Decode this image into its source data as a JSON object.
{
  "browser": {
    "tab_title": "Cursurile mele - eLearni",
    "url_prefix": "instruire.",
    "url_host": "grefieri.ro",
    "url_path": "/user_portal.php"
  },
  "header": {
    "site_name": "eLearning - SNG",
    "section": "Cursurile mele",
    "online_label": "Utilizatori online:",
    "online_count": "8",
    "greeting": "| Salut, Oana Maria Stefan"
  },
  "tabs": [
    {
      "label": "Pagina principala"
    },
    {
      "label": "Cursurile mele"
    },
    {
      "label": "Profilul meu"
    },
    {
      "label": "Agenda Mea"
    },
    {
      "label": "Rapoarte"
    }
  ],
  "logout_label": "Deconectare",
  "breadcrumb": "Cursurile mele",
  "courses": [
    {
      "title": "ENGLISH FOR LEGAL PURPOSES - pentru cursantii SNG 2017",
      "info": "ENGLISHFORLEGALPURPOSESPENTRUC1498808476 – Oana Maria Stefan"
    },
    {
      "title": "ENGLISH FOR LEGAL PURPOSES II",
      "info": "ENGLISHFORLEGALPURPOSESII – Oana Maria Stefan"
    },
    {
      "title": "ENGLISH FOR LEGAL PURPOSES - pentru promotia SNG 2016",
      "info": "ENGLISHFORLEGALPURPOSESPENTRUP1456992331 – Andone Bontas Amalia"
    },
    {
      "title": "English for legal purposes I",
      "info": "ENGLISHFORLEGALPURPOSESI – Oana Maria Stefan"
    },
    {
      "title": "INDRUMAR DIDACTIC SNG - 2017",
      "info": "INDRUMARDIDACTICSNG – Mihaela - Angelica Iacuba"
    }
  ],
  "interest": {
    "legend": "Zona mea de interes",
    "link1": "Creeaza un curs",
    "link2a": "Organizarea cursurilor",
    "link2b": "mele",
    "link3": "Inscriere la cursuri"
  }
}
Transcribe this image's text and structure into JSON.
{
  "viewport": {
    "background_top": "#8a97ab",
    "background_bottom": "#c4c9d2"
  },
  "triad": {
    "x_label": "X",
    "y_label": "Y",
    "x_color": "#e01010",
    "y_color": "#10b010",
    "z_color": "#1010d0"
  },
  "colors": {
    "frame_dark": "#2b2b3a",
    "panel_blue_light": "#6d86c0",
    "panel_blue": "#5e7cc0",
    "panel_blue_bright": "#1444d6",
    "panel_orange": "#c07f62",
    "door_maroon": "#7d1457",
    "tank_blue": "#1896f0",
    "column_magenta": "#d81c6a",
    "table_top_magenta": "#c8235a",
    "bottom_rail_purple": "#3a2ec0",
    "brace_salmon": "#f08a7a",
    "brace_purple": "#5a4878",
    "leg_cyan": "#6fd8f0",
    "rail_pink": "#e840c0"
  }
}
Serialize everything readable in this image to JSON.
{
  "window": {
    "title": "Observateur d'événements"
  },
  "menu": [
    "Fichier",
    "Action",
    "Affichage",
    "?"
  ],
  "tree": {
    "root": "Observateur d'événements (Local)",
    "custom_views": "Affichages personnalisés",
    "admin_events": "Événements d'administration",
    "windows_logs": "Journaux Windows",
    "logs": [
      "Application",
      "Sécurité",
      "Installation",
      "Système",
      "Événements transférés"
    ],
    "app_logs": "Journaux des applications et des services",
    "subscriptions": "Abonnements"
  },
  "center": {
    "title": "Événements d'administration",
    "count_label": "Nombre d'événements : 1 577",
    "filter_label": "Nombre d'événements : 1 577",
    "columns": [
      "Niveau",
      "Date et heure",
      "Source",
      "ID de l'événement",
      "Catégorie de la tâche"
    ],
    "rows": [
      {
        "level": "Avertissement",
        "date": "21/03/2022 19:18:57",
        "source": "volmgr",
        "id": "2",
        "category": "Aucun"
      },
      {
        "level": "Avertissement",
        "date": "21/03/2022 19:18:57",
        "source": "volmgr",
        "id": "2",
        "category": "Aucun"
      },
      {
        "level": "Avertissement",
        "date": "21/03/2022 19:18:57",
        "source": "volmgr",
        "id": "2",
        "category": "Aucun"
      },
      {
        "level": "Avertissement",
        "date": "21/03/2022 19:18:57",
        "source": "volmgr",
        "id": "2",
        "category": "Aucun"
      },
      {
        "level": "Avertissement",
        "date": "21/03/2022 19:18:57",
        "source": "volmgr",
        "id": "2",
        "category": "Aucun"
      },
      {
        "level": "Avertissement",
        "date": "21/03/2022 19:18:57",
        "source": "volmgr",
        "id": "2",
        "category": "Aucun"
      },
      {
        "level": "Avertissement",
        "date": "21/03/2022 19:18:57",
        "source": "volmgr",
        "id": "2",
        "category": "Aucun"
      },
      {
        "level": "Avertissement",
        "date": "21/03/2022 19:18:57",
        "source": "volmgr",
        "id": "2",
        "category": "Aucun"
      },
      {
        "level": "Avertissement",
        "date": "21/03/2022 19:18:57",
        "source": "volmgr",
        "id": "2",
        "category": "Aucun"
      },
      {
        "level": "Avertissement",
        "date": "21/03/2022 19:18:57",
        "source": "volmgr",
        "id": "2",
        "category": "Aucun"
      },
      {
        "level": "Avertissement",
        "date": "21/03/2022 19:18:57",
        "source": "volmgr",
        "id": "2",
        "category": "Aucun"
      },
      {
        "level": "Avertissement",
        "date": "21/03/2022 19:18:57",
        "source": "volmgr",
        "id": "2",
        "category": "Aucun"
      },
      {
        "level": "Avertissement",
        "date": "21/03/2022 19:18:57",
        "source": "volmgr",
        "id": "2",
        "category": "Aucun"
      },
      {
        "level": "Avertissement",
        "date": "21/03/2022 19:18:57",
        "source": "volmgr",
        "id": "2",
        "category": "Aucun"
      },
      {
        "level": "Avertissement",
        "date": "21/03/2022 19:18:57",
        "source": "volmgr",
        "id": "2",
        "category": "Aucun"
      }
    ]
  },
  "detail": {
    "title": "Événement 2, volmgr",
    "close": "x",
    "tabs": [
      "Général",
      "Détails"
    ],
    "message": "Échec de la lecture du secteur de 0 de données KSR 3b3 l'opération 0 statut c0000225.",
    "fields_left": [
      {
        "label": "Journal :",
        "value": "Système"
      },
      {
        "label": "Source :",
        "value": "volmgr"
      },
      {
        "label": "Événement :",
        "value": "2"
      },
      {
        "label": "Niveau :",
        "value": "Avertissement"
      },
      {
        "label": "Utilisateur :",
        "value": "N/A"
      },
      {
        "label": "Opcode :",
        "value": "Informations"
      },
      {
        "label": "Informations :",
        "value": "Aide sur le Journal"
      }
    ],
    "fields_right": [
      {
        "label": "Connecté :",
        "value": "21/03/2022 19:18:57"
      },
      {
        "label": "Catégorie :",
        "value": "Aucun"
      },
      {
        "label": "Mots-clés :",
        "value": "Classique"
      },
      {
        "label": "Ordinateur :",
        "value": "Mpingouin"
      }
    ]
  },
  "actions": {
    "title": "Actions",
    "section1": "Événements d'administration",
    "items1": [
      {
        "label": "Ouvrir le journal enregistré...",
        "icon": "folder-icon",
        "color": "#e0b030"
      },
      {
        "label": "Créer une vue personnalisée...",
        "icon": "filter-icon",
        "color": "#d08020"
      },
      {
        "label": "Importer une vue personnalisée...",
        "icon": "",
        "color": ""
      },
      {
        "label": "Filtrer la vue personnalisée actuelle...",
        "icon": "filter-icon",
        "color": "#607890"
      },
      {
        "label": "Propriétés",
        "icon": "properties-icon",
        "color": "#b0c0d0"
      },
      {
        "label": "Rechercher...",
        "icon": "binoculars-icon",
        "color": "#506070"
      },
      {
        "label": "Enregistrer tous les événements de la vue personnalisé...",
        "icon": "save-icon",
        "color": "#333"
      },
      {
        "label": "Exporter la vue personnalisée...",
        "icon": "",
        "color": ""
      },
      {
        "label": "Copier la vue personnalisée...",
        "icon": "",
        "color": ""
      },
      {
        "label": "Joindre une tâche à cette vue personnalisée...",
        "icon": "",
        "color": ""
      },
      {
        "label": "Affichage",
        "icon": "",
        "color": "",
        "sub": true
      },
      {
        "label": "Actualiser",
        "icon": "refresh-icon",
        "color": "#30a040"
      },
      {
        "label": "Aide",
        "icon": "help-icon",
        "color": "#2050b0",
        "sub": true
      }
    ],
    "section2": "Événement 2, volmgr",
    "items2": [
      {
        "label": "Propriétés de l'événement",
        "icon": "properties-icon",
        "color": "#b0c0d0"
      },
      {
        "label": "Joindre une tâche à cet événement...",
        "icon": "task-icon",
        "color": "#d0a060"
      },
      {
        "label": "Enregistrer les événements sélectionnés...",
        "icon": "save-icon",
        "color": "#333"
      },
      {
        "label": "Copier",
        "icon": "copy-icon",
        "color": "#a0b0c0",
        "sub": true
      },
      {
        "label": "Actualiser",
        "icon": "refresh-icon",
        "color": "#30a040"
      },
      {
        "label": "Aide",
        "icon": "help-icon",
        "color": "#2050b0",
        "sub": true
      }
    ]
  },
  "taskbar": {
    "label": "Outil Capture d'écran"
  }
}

┄┄┄┄┄┄┄┄┄┄

• AIM: Read the entries above, then pull out the lines that include "Informations".

• TASK ANSWER:
        "value": "Informations"
        "label": "Informations :",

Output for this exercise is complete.